===== Input records =====
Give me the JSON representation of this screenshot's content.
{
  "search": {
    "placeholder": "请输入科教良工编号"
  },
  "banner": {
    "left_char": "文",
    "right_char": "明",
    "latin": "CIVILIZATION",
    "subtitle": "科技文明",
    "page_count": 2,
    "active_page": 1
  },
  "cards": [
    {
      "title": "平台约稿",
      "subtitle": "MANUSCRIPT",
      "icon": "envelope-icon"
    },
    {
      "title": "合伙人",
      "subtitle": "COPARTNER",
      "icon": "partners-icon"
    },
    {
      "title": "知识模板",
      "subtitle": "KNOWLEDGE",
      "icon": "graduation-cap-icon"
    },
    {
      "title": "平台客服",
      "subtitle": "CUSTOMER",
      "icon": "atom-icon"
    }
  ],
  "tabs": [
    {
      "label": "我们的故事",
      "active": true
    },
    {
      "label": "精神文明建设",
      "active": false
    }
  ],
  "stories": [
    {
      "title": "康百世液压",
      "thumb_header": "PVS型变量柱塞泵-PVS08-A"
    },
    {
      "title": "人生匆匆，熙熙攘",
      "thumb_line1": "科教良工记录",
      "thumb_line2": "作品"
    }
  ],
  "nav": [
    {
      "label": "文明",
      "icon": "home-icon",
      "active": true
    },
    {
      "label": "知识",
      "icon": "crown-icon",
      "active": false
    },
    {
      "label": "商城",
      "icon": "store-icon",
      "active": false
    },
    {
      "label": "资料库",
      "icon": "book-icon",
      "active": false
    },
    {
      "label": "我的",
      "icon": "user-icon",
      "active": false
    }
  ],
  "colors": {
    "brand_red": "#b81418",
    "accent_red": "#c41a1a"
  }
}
=====
▶ _Written exercise_: Repeat each record exactly. Omit nothing.

▶ _Task result_:
Give me the JSON representation of this screenshot's content.
{
  "search": {
    "placeholder": "请输入科教良工编号"
  },
  "banner": {
    "left_char": "文",
    "right_char": "明",
    "latin": "CIVILIZATION",
    "subtitle": "科技文明",
    "page_count": 2,
    "active_page": 1
  },
  "cards": [
    {
      "title": "平台约稿",
      "subtitle": "MANUSCRIPT",
      "icon": "envelope-icon"
    },
    {
      "title": "合伙人",
      "subtitle": "COPARTNER",
      "icon": "partners-icon"
    },
    {
      "title": "知识模板",
      "subtitle": "KNOWLEDGE",
      "icon": "graduation-cap-icon"
    },
    {
      "title": "平台客服",
      "subtitle": "CUSTOMER",
      "icon": "atom-icon"
    }
  ],
  "tabs": [
    {
      "label": "我们的故事",
      "active": true
    },
    {
      "label": "精神文明建设",
      "active": false
    }
  ],
  "stories": [
    {
      "title": "康百世液压",
      "thumb_header": "PVS型变量柱塞泵-PVS08-A"
    },
    {
      "title": "人生匆匆，熙熙攘",
      "thumb_line1": "科教良工记录",
      "thumb_line2": "作品"
    }
  ],
  "nav": [
    {
      "label": "文明",
      "icon": "home-icon",
      "active": true
    },
    {
      "label": "知识",
      "icon": "crown-icon",
      "active": false
    },
    {
      "label": "商城",
      "icon": "store-icon",
      "active": false
    },
    {
      "label": "资料库",
      "icon": "book-icon",
      "active": false
    },
    {
      "label": "我的",
      "icon": "user-icon",
      "active": false
    }
  ],
  "colors": {
    "brand_red": "#b81418",
    "accent_red": "#c41a1a"
  }
}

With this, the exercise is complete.